- [Description of the task]:
Quote the entries in full, character for character, without their images.
━━ Provided records ━━
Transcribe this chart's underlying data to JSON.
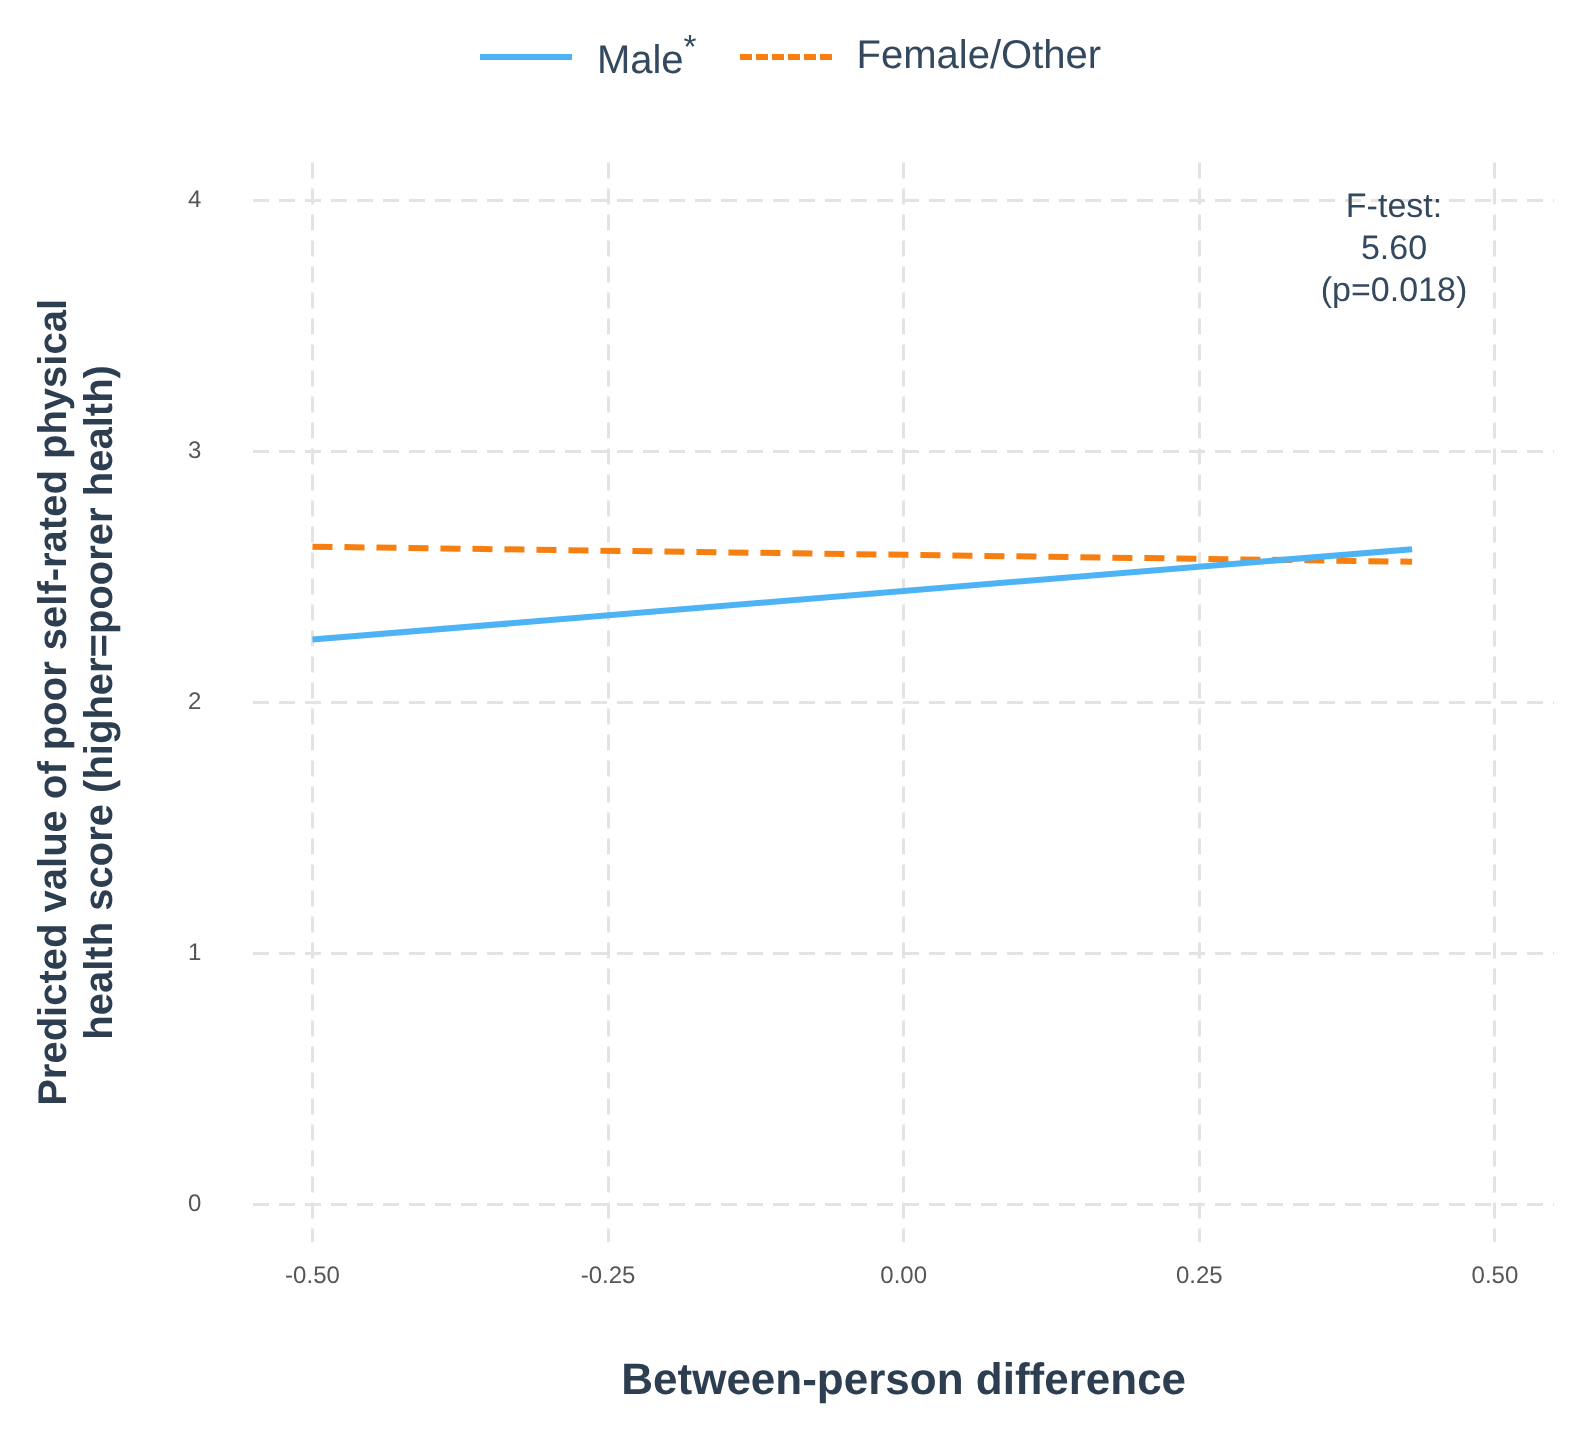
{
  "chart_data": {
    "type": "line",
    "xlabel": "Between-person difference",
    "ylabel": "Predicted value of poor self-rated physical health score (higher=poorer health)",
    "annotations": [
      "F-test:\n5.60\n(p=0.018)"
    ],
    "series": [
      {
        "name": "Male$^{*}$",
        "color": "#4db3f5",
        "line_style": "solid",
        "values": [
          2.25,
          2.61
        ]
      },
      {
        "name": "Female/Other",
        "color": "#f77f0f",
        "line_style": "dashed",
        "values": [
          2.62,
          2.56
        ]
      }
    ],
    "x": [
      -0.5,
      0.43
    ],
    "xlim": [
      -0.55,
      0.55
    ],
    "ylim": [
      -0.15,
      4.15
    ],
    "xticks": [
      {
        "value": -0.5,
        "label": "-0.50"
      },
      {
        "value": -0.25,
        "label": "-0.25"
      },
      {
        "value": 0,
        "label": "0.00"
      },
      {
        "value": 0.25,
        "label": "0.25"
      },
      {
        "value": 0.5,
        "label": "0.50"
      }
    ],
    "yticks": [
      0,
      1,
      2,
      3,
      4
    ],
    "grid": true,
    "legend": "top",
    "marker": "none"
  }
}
━━━
- [Written answer]:
Transcribe this chart's underlying data to JSON.
{
  "chart_data": {
    "type": "line",
    "xlabel": "Between-person difference",
    "ylabel": "Predicted value of poor self-rated physical health score (higher=poorer health)",
    "annotations": [
      "F-test:\n5.60\n(p=0.018)"
    ],
    "series": [
      {
        "name": "Male$^{*}$",
        "color": "#4db3f5",
        "line_style": "solid",
        "values": [
          2.25,
          2.61
        ]
      },
      {
        "name": "Female/Other",
        "color": "#f77f0f",
        "line_style": "dashed",
        "values": [
          2.62,
          2.56
        ]
      }
    ],
    "x": [
      -0.5,
      0.43
    ],
    "xlim": [
      -0.55,
      0.55
    ],
    "ylim": [
      -0.15,
      4.15
    ],
    "xticks": [
      {
        "value": -0.5,
        "label": "-0.50"
      },
      {
        "value": -0.25,
        "label": "-0.25"
      },
      {
        "value": 0,
        "label": "0.00"
      },
      {
        "value": 0.25,
        "label": "0.25"
      },
      {
        "value": 0.5,
        "label": "0.50"
      }
    ],
    "yticks": [
      0,
      1,
      2,
      3,
      4
    ],
    "grid": true,
    "legend": "top",
    "marker": "none"
  }
}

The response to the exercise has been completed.